> Task:
Retype, word for word, the line containing "Enumerate this screenshot's" and every line after it to the end. Skip pictures.

> Material for this task:
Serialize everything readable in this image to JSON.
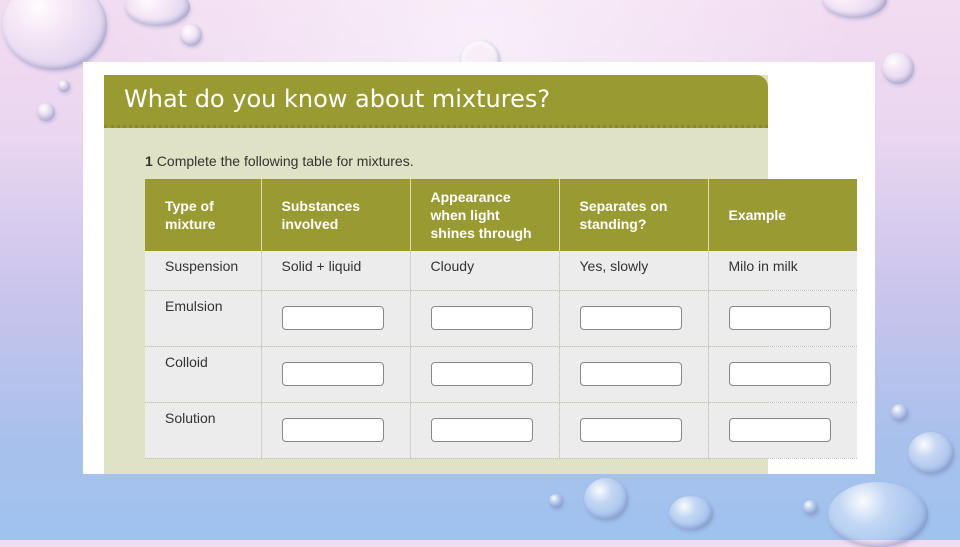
{
  "heading": {
    "title": "What do you know about mixtures?"
  },
  "instruction": {
    "number": "1",
    "text": "Complete the following table for mixtures."
  },
  "table": {
    "headers": [
      [
        "Type of",
        "mixture"
      ],
      [
        "Substances",
        "involved"
      ],
      [
        "Appearance",
        "when light",
        "shines through"
      ],
      [
        "Separates on",
        "standing?"
      ],
      [
        "Example"
      ]
    ],
    "example_row": [
      "Suspension",
      "Solid + liquid",
      "Cloudy",
      "Yes, slowly",
      "Milo in milk"
    ],
    "blank_rows": [
      "Emulsion",
      "Colloid",
      "Solution"
    ],
    "answer_value": ""
  },
  "colors": {
    "accent": "#9a9a32",
    "panel": "#e0e2c6",
    "cell": "#ececec"
  }
}
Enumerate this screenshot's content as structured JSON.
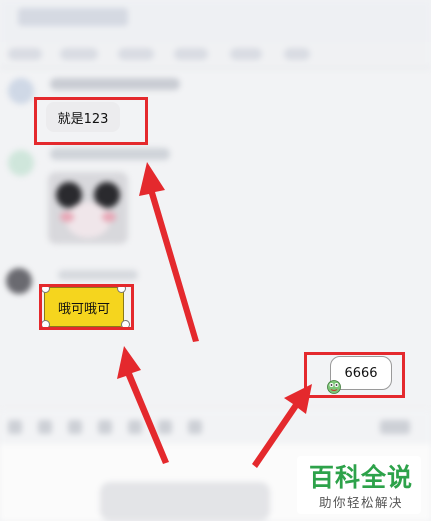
{
  "messages": {
    "first": "就是123",
    "yellow": "哦可哦可",
    "white": "6666"
  },
  "watermark": {
    "main": "百科全说",
    "sub": "助你轻松解决"
  },
  "colors": {
    "highlight_red": "#e4292d",
    "bubble_yellow": "#f5d51e",
    "watermark_green": "#2da24a"
  }
}
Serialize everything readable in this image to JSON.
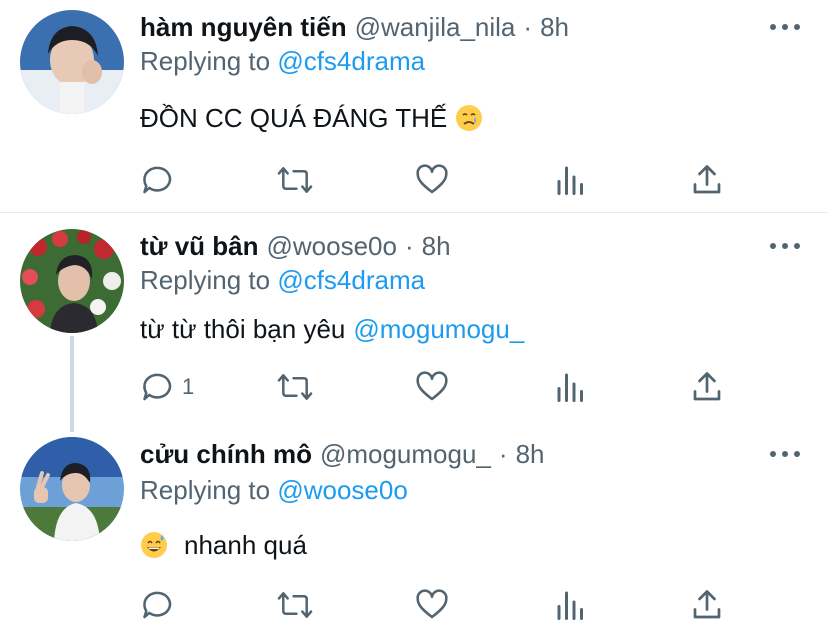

> Finished answer:
Enumerate this screenshot's content as structured JSON.
{
  "messages": {
    "first": "就是123",
    "yellow": "哦可哦可",
    "white": "6666"
  },
  "watermark": {
    "main": "百科全说",
    "sub": "助你轻松解决"
  },
  "colors": {
    "highlight_red": "#e4292d",
    "bubble_yellow": "#f5d51e",
    "watermark_green": "#2da24a"
  }
}
Serialize everything readable in this image to JSON.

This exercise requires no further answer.